## SET TASK
Every line holding the string "subtitle" should be gathered.
━━━ MATERIAL PROVIDED
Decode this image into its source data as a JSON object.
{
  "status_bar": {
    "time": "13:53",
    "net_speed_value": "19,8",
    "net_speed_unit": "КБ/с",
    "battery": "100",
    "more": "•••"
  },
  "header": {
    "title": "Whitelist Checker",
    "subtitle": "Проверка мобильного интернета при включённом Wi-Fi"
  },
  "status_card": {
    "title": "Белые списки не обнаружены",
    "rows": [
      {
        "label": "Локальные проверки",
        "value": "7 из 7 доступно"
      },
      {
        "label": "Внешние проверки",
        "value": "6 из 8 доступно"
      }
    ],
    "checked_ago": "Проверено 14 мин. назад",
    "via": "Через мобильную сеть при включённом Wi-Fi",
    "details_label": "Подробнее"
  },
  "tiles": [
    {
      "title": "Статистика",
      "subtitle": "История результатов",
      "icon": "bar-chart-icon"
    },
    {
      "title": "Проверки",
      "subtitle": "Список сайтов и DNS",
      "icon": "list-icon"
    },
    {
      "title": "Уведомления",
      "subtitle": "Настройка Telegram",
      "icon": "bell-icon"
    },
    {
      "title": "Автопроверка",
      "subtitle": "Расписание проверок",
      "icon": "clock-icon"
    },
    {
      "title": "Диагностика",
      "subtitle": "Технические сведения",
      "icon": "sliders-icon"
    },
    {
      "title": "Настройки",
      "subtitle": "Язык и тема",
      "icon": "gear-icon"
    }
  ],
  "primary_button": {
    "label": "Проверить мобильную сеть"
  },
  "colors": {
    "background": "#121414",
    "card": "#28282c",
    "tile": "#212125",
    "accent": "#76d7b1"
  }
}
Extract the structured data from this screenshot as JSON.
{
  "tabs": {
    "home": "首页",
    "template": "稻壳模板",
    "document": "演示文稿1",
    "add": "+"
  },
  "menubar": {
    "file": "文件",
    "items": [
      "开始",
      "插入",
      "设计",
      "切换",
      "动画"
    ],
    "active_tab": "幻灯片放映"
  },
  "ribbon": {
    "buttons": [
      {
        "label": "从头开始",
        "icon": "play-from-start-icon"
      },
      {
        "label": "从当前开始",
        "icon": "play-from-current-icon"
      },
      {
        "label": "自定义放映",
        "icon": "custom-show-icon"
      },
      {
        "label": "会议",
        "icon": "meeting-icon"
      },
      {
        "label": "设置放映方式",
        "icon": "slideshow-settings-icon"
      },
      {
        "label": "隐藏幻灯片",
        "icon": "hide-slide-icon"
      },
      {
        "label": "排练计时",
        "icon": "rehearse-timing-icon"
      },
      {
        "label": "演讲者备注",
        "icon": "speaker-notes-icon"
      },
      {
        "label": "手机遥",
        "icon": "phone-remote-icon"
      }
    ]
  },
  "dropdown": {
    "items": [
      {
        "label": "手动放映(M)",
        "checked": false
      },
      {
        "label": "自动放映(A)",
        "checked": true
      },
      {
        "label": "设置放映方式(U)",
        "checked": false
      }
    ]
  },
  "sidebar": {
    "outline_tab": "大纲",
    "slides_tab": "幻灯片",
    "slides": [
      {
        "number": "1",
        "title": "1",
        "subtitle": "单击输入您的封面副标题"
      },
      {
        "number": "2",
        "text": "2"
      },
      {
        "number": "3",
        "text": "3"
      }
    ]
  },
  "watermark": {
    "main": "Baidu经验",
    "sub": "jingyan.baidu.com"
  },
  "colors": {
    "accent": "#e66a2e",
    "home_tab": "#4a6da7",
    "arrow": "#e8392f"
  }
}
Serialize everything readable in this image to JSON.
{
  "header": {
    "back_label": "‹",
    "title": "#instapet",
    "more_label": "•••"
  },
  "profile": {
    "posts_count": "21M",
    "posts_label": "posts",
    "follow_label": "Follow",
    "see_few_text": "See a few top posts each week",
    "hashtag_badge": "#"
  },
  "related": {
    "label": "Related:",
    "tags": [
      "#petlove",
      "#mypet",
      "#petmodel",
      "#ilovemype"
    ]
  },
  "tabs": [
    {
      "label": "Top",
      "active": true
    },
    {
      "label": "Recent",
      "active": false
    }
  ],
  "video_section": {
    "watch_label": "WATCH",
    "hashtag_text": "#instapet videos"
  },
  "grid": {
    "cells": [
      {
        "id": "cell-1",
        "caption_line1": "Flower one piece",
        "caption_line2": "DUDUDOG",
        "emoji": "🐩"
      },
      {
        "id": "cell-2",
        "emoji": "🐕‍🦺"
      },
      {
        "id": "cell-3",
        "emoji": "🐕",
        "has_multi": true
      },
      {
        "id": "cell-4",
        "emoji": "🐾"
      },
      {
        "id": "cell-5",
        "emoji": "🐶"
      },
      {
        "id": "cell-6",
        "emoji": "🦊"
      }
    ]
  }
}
━━━━━━
## SOLUTION BELOW
    "subtitle": "Проверка мобильного интернета при включённом Wi-Fi"
      "subtitle": "История результатов",
      "subtitle": "Список сайтов и DNS",
      "subtitle": "Настройка Telegram",
      "subtitle": "Расписание проверок",
      "subtitle": "Технические сведения",
      "subtitle": "Язык и тема",
        "subtitle": "单击输入您的封面副标题"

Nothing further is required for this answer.